## BEGIN Data to use

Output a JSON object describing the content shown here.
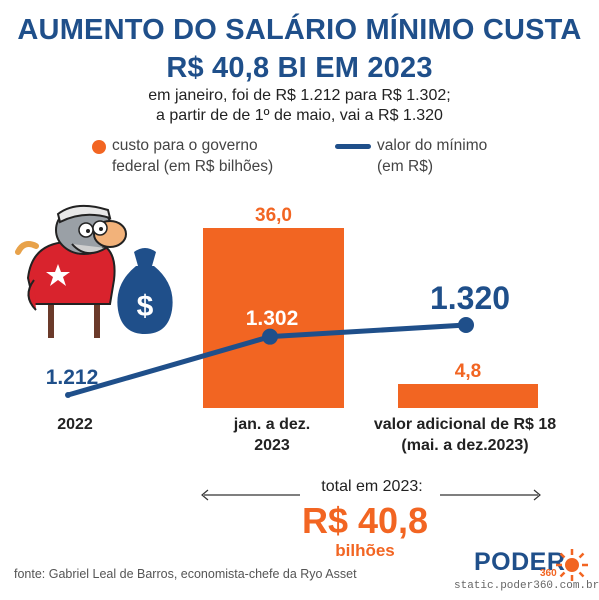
{
  "title": {
    "line1": "AUMENTO DO SALÁRIO MÍNIMO CUSTA",
    "line2": "R$ 40,8 BI EM 2023"
  },
  "subtitle": {
    "line1": "em janeiro, foi de R$ 1.212 para R$ 1.302;",
    "line2": "a partir de de 1º de maio, vai a R$ 1.320"
  },
  "legend": {
    "cost_line1": "custo para o governo",
    "cost_line2": "federal (em R$ bilhões)",
    "wage_line1": "valor do mínimo",
    "wage_line2": "(em R$)"
  },
  "colors": {
    "cost": "#f26522",
    "wage": "#1f4f8a",
    "title": "#1f4f8a"
  },
  "chart_data": {
    "type": "bar",
    "categories": [
      "2022",
      "jan. a dez. 2023",
      "valor adicional de R$ 18 (mai. a dez.2023)"
    ],
    "series": [
      {
        "name": "custo para o governo federal (em R$ bilhões)",
        "values": [
          null,
          36.0,
          4.8
        ],
        "labels": [
          "",
          "36,0",
          "4,8"
        ]
      },
      {
        "name": "valor do mínimo (em R$)",
        "values": [
          1212,
          1302,
          1320
        ],
        "labels": [
          "1.212",
          "1.302",
          "1.320"
        ]
      }
    ],
    "category_labels": [
      {
        "line1": "2022",
        "line2": ""
      },
      {
        "line1": "jan. a dez.",
        "line2": "2023"
      },
      {
        "line1": "valor adicional de R$ 18",
        "line2": "(mai. a dez.2023)"
      }
    ]
  },
  "total": {
    "label": "total em 2023:",
    "value": "R$ 40,8",
    "unit": "bilhões"
  },
  "source": "fonte: Gabriel Leal de Barros, economista-chefe da Ryo Asset",
  "brand": "PODER",
  "brand_sub": "360",
  "site": "static.poder360.com.br",
  "icons": {
    "cartoon": "man-cartoon-icon",
    "bag": "money-bag-icon",
    "brand": "sun-logo-icon"
  }
}
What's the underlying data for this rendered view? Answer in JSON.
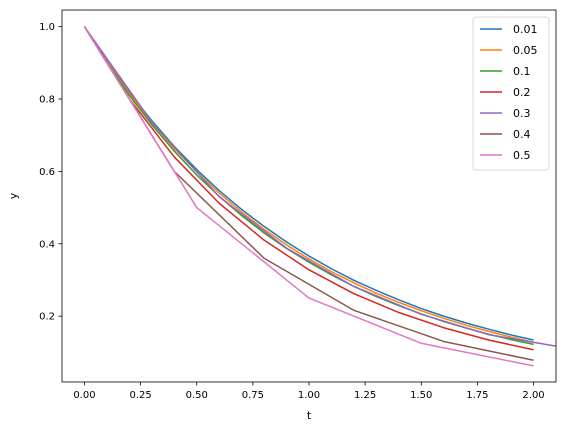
{
  "chart_data": {
    "type": "line",
    "xlabel": "t",
    "ylabel": "y",
    "xlim": [
      -0.1,
      2.1
    ],
    "ylim": [
      0.018,
      1.046
    ],
    "xticks": [
      0.0,
      0.25,
      0.5,
      0.75,
      1.0,
      1.25,
      1.5,
      1.75,
      2.0
    ],
    "xtick_labels": [
      "0.00",
      "0.25",
      "0.50",
      "0.75",
      "1.00",
      "1.25",
      "1.50",
      "1.75",
      "2.00"
    ],
    "yticks": [
      0.2,
      0.4,
      0.6,
      0.8,
      1.0
    ],
    "ytick_labels": [
      "0.2",
      "0.4",
      "0.6",
      "0.8",
      "1.0"
    ],
    "legend_position": "top-right",
    "grid": false,
    "series": [
      {
        "name": "0.01",
        "color": "#1f77b4",
        "x": [
          0,
          0.1,
          0.2,
          0.3,
          0.4,
          0.5,
          0.6,
          0.7,
          0.8,
          0.9,
          1.0,
          1.1,
          1.2,
          1.3,
          1.4,
          1.5,
          1.6,
          1.7,
          1.8,
          1.9,
          2.0
        ],
        "y": [
          1.0,
          0.904,
          0.818,
          0.74,
          0.669,
          0.605,
          0.547,
          0.495,
          0.448,
          0.405,
          0.366,
          0.331,
          0.299,
          0.271,
          0.245,
          0.221,
          0.2,
          0.181,
          0.164,
          0.148,
          0.134
        ]
      },
      {
        "name": "0.05",
        "color": "#ff7f0e",
        "x": [
          0,
          0.1,
          0.2,
          0.3,
          0.4,
          0.5,
          0.6,
          0.7,
          0.8,
          0.9,
          1.0,
          1.1,
          1.2,
          1.3,
          1.4,
          1.5,
          1.6,
          1.7,
          1.8,
          1.9,
          2.0
        ],
        "y": [
          1.0,
          0.902,
          0.815,
          0.735,
          0.663,
          0.599,
          0.54,
          0.488,
          0.44,
          0.397,
          0.358,
          0.323,
          0.292,
          0.263,
          0.238,
          0.215,
          0.194,
          0.175,
          0.158,
          0.142,
          0.128
        ]
      },
      {
        "name": "0.1",
        "color": "#2ca02c",
        "x": [
          0,
          0.1,
          0.2,
          0.3,
          0.4,
          0.5,
          0.6,
          0.7,
          0.8,
          0.9,
          1.0,
          1.1,
          1.2,
          1.3,
          1.4,
          1.5,
          1.6,
          1.7,
          1.8,
          1.9,
          2.0
        ],
        "y": [
          1.0,
          0.9,
          0.81,
          0.729,
          0.656,
          0.59,
          0.531,
          0.478,
          0.43,
          0.387,
          0.349,
          0.314,
          0.282,
          0.254,
          0.229,
          0.206,
          0.185,
          0.167,
          0.15,
          0.135,
          0.122
        ]
      },
      {
        "name": "0.2",
        "color": "#d62728",
        "x": [
          0,
          0.2,
          0.4,
          0.6,
          0.8,
          1.0,
          1.2,
          1.4,
          1.6,
          1.8,
          2.0
        ],
        "y": [
          1.0,
          0.8,
          0.64,
          0.512,
          0.41,
          0.328,
          0.262,
          0.21,
          0.168,
          0.134,
          0.107
        ]
      },
      {
        "name": "0.3",
        "color": "#9467bd",
        "x": [
          0,
          0.3,
          0.6,
          0.9,
          1.2,
          1.5,
          1.8,
          2.1
        ],
        "y": [
          1.0,
          0.736,
          0.53,
          0.388,
          0.282,
          0.205,
          0.149,
          0.117
        ]
      },
      {
        "name": "0.4",
        "color": "#8c564b",
        "x": [
          0,
          0.4,
          0.8,
          1.2,
          1.6,
          2.0
        ],
        "y": [
          1.0,
          0.6,
          0.36,
          0.216,
          0.13,
          0.078
        ]
      },
      {
        "name": "0.5",
        "color": "#e377c2",
        "x": [
          0,
          0.5,
          1.0,
          1.5,
          2.0
        ],
        "y": [
          1.0,
          0.5,
          0.25,
          0.125,
          0.0625
        ]
      }
    ]
  }
}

## END Data to use

Exercise prompt>
Go through the lines above. Select every one that has the string "valor".

Solution to this exercise>
    "wage_line1": "valor do mínimo",
      "valor adicional de R$ 18 (mai. a dez.2023)"
        "name": "valor do mínimo (em R$)",
        "line1": "valor adicional de R$ 18",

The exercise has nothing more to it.